All students are required to take core courses in cognitive and social psychology. They may also take tutorial and seminar courses in such topics as false memory, stereotypes and prejudice, culture and social perception, nonhuman primate language, comparative cognition, and the relation between hormones and personality. A principal aim of the program is to help students develop an integrative view of issues and possibilities that bridge traditional areas of psychology. Toward this end, each student must select a primary and a secondary emphasis from among the cognitive and social foci of the program. Students must state their primary and secondary interests by the end of the first year, and applicants should state tentative primary and secondary interests when applying for admission.

The CGS program seeks students who wish to pursue careers in cognitive psychology, social psychology, social cognition, cognitive and social neuroscience, comparative cognition, applied cognition/human factors, and general-experimental psychology.  Coursework is also available in cognitive and social development. The program expects to accept 2 to 3 students per year. Contact individual program faculty members for more information about opportunities for admission. The program provides education in traditional areas of psychology and prepares students for college or university teaching. It also provides students with training in research methods and statistics, preparing them for research and work in a variety of settings. Recent graduates of the Cognitive Sciences program have been hired into faculty positions in college or university psychology departments, postdoctoral positions within research laboratories, or human-factors positions in industry. 

Stipends and Financial Assistance

All current students receive an annual stipend between $13,500-24,000 including a complete tuition waiver. Cognitive Sciences students are eligible to receive funding from the Brains and Behavior Graduate Fellow Program, from human factors internship at a local business, from laboratory and teaching assistantships, and from a number of ongoing grants and research contracts.

━━━━

(Written problem): From the program description above, return the passage word for word, starting at "All students are" and ending after "applying for admission.".

(Recorded data):
━━━━

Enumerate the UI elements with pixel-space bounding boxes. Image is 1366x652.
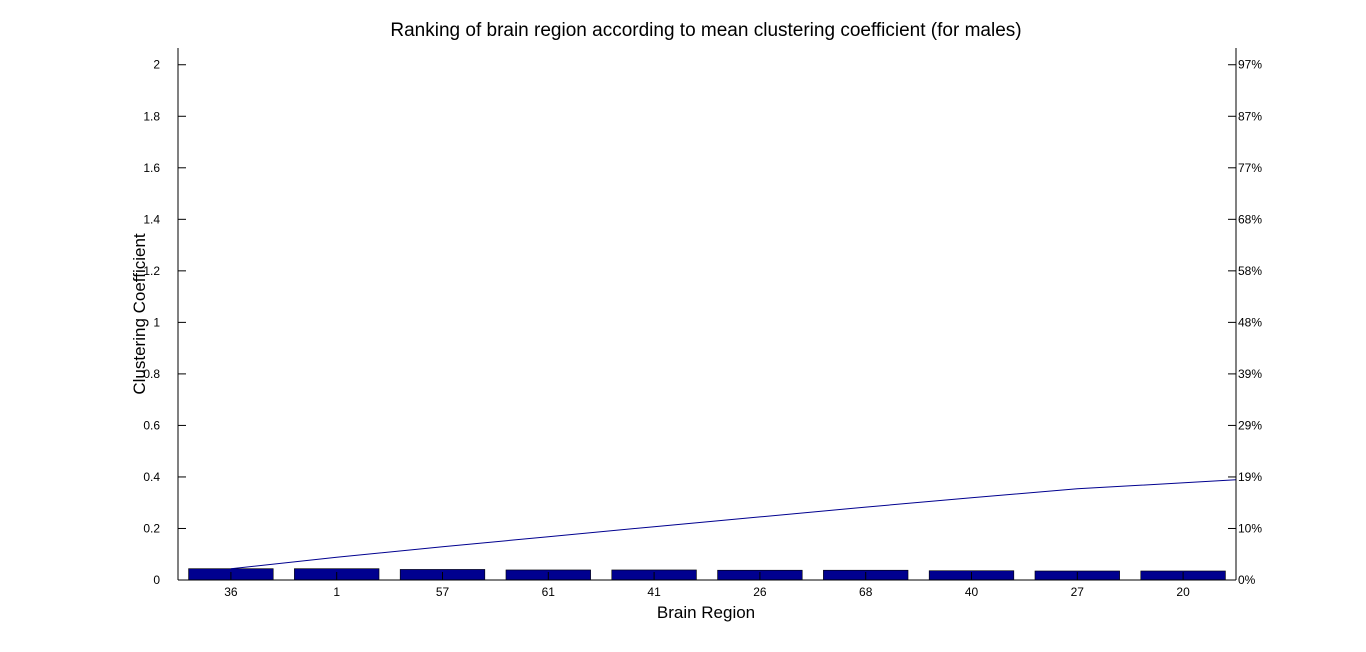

━━━━

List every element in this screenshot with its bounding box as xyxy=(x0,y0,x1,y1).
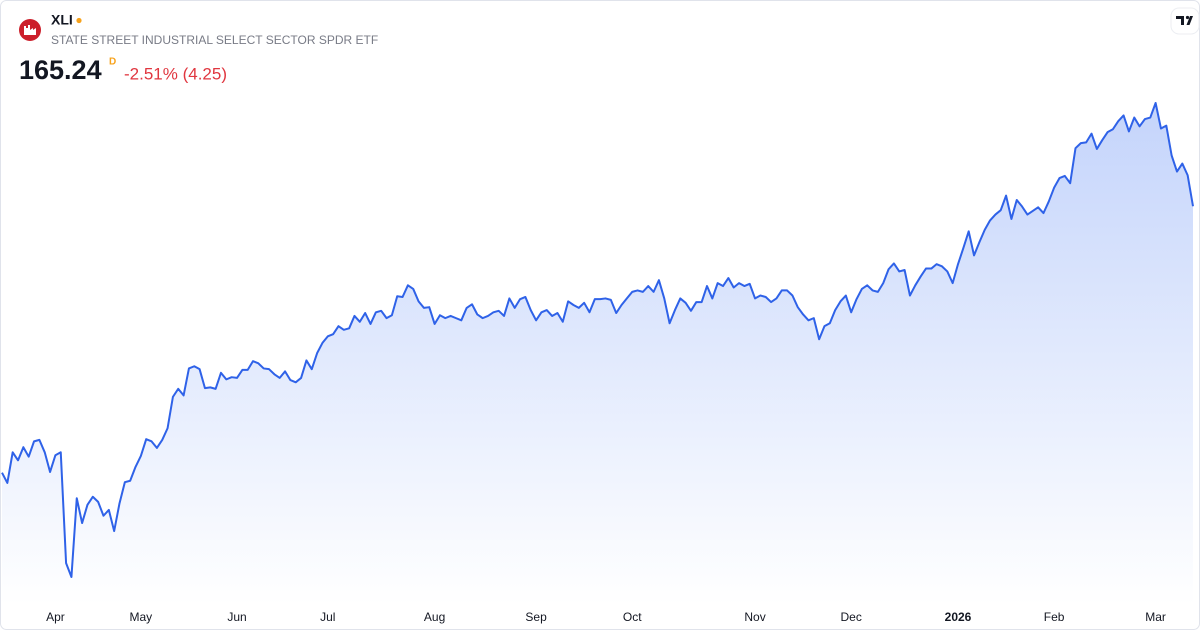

━━━━

(Task result):
All students are required to take core courses in cognitive and social psychology. They may also take tutorial and seminar courses in such topics as false memory, stereotypes and prejudice, culture and social perception, nonhuman primate language, comparative cognition, and the relation between hormones and personality. A principal aim of the program is to help students develop an integrative view of issues and possibilities that bridge traditional areas of psychology. Toward this end, each student must select a primary and a secondary emphasis from among the cognitive and social foci of the program. Students must state their primary and secondary interests by the end of the first year, and applicants should state tentative primary and secondary interests when applying for admission.